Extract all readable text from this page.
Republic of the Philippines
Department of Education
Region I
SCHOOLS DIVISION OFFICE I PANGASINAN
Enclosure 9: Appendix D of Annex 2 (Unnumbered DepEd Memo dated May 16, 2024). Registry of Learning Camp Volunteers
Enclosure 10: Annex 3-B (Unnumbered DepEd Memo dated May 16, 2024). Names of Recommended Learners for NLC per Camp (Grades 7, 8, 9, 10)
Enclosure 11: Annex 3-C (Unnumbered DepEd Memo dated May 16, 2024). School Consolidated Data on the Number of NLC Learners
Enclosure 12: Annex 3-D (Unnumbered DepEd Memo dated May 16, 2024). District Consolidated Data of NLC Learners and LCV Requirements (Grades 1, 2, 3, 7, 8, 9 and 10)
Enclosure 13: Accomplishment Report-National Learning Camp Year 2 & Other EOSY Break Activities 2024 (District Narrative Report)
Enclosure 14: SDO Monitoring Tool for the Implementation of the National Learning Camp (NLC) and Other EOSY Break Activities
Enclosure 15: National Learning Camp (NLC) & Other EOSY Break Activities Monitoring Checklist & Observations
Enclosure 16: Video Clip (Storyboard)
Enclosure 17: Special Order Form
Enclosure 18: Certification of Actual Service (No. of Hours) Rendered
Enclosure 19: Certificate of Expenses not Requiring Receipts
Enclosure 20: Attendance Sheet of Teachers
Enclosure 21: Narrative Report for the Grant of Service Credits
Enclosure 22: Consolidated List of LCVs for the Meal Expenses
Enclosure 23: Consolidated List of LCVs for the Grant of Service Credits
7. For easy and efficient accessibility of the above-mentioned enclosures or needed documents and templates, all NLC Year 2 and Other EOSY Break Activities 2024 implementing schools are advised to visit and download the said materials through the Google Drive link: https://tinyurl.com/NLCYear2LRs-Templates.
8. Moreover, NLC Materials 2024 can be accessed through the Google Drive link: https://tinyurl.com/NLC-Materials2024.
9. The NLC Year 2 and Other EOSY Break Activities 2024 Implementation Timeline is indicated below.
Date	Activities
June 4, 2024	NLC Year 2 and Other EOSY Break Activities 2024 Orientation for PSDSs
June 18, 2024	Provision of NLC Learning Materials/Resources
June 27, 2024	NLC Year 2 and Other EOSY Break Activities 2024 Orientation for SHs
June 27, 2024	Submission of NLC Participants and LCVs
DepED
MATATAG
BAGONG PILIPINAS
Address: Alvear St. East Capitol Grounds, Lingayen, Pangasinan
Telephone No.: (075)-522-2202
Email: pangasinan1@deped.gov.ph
━━━━
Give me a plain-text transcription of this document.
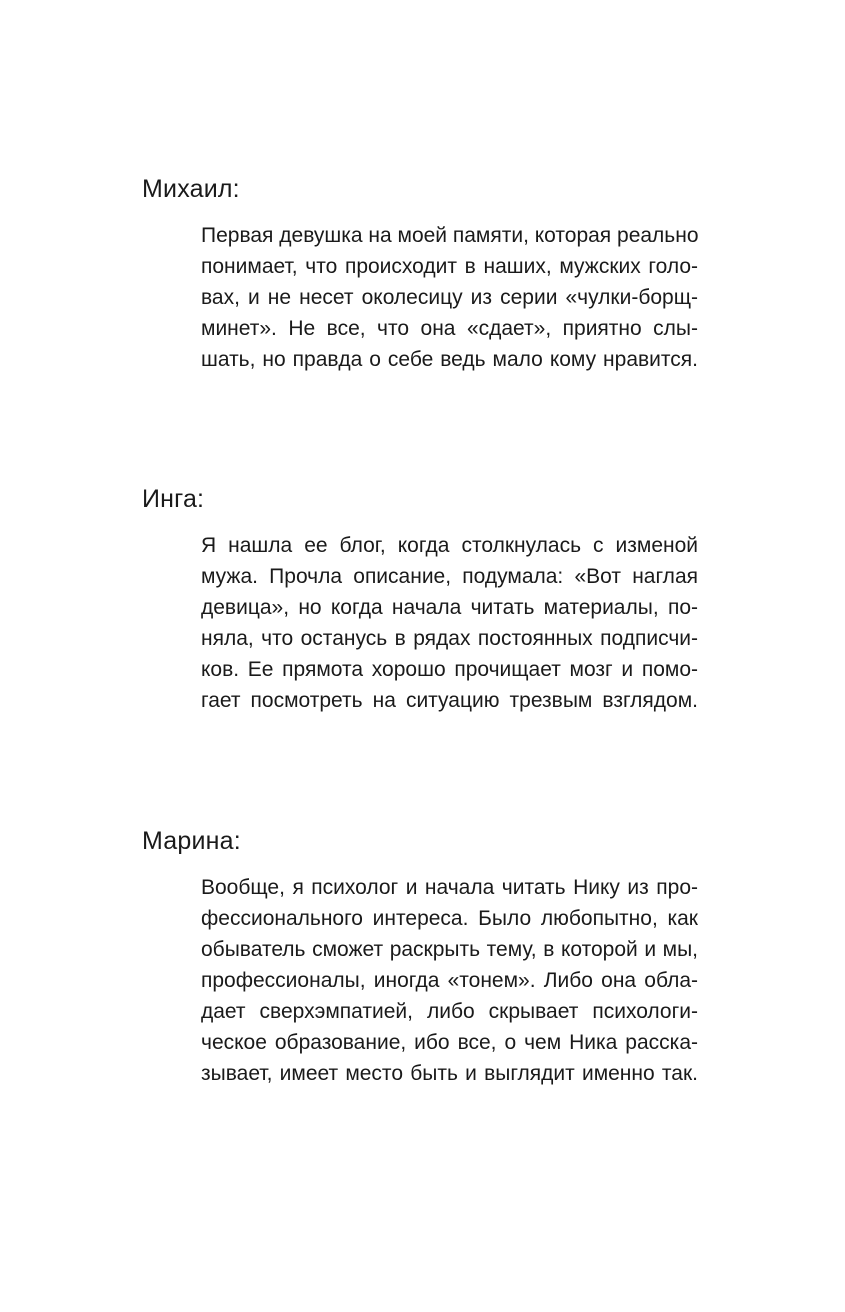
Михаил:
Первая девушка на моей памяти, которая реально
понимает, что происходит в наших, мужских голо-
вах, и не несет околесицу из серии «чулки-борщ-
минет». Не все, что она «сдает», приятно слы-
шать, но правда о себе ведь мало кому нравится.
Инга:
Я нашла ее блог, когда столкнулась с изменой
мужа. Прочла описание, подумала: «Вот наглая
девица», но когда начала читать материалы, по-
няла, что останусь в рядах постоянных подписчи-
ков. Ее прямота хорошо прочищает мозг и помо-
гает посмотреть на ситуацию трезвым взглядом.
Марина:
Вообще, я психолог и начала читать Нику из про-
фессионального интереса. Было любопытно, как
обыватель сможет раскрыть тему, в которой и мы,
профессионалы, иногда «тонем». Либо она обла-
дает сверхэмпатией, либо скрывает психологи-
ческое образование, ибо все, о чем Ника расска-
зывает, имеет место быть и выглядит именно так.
━━━━
▶ _Written instruction_: Pick out every line holding the string "Google" and return it.

▶ _Exercise output_:
7. For easy and efficient accessibility of the above-mentioned enclosures or needed documents and templates, all NLC Year 2 and Other EOSY Break Activities 2024 implementing schools are advised to visit and download the said materials through the Google Drive link: https://tinyurl.com/NLCYear2LRs-Templates.
8. Moreover, NLC Materials 2024 can be accessed through the Google Drive link: https://tinyurl.com/NLC-Materials2024.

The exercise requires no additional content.